#### [Data extract]
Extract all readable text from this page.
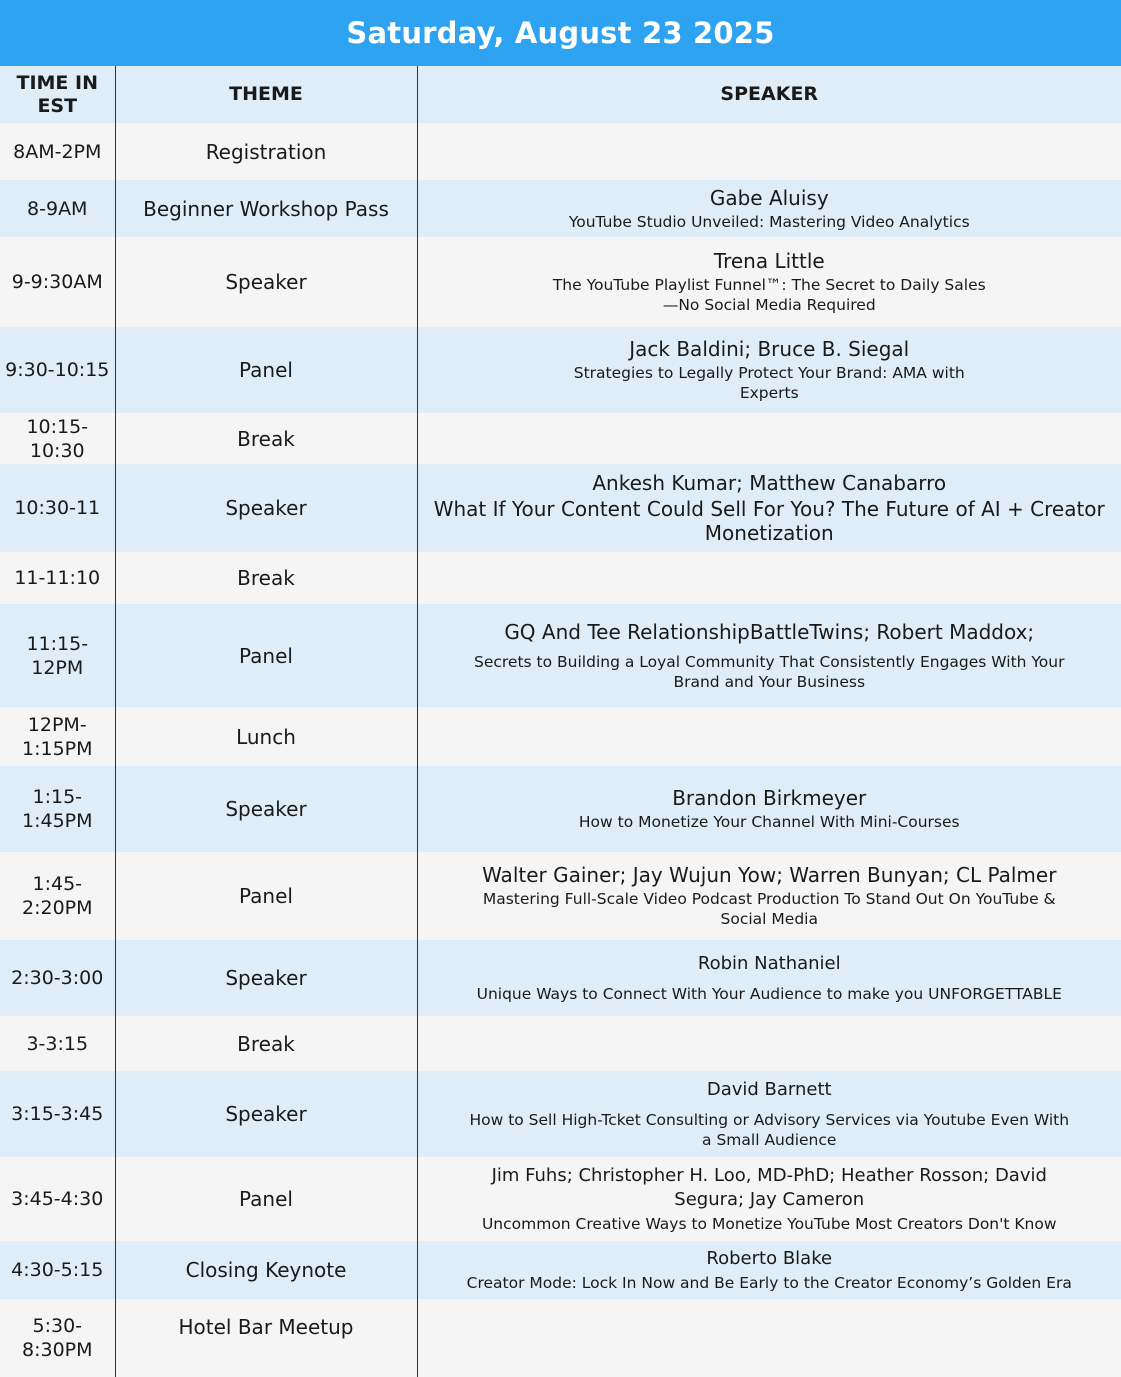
Saturday, August 23 2025
TIME IN EST	THEME	SPEAKER
8AM-2PM	Registration	
8-9AM	Beginner Workshop Pass	Gabe Aluisy
YouTube Studio Unveiled: Mastering Video Analytics

9-9:30AM	Speaker	Trena Little
The YouTube Playlist Funnel™: The Secret to Daily Sales—No Social Media Required

9:30-10:15	Panel	Jack Baldini; Bruce B. Siegal
Strategies to Legally Protect Your Brand: AMA with Experts

10:15-10:30	Break	
10:30-11	Speaker	Ankesh Kumar; Matthew Canabarro
What If Your Content Could Sell For You? The Future of AI + Creator Monetization

11-11:10	Break	
11:15-12PM	Panel	GQ And Tee RelationshipBattleTwins; Robert Maddox;
Secrets to Building a Loyal Community That Consistently Engages With Your Brand and Your Business

12PM-1:15PM	Lunch	
1:15-1:45PM	Speaker	Brandon Birkmeyer
How to Monetize Your Channel With Mini-Courses

1:45-2:20PM	Panel	Walter Gainer; Jay Wujun Yow; Warren Bunyan; CL Palmer
Mastering Full-Scale Video Podcast Production To Stand Out On YouTube & Social Media

2:30-3:00	Speaker	Robin Nathaniel
Unique Ways to Connect With Your Audience to make you UNFORGETTABLE

3-3:15	Break	
3:15-3:45	Speaker	David Barnett
How to Sell High-Tcket Consulting or Advisory Services via Youtube Even With a Small Audience

3:45-4:30	Panel	Jim Fuhs; Christopher H. Loo, MD-PhD; Heather Rosson; David Segura; Jay Cameron
Uncommon Creative Ways to Monetize YouTube Most Creators Don't Know

4:30-5:15	Closing Keynote	Roberto Blake
Creator Mode: Lock In Now and Be Early to the Creator Economy’s Golden Era

5:30-8:30PM	Hotel Bar Meetup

#### [Set exercise]
What comes back should match the records exactly, minus any pictures.

#### [The answer]
Extract all readable text from this page.
Saturday, August 23 2025
TIME IN EST	THEME	SPEAKER
8AM-2PM	Registration	
8-9AM	Beginner Workshop Pass	Gabe Aluisy
YouTube Studio Unveiled: Mastering Video Analytics

9-9:30AM	Speaker	Trena Little
The YouTube Playlist Funnel™: The Secret to Daily Sales—No Social Media Required

9:30-10:15	Panel	Jack Baldini; Bruce B. Siegal
Strategies to Legally Protect Your Brand: AMA with Experts

10:15-10:30	Break	
10:30-11	Speaker	Ankesh Kumar; Matthew Canabarro
What If Your Content Could Sell For You? The Future of AI + Creator Monetization

11-11:10	Break	
11:15-12PM	Panel	GQ And Tee RelationshipBattleTwins; Robert Maddox;
Secrets to Building a Loyal Community That Consistently Engages With Your Brand and Your Business

12PM-1:15PM	Lunch	
1:15-1:45PM	Speaker	Brandon Birkmeyer
How to Monetize Your Channel With Mini-Courses

1:45-2:20PM	Panel	Walter Gainer; Jay Wujun Yow; Warren Bunyan; CL Palmer
Mastering Full-Scale Video Podcast Production To Stand Out On YouTube & Social Media

2:30-3:00	Speaker	Robin Nathaniel
Unique Ways to Connect With Your Audience to make you UNFORGETTABLE

3-3:15	Break	
3:15-3:45	Speaker	David Barnett
How to Sell High-Tcket Consulting or Advisory Services via Youtube Even With a Small Audience

3:45-4:30	Panel	Jim Fuhs; Christopher H. Loo, MD-PhD; Heather Rosson; David Segura; Jay Cameron
Uncommon Creative Ways to Monetize YouTube Most Creators Don't Know

4:30-5:15	Closing Keynote	Roberto Blake
Creator Mode: Lock In Now and Be Early to the Creator Economy’s Golden Era

5:30-8:30PM	Hotel Bar Meetup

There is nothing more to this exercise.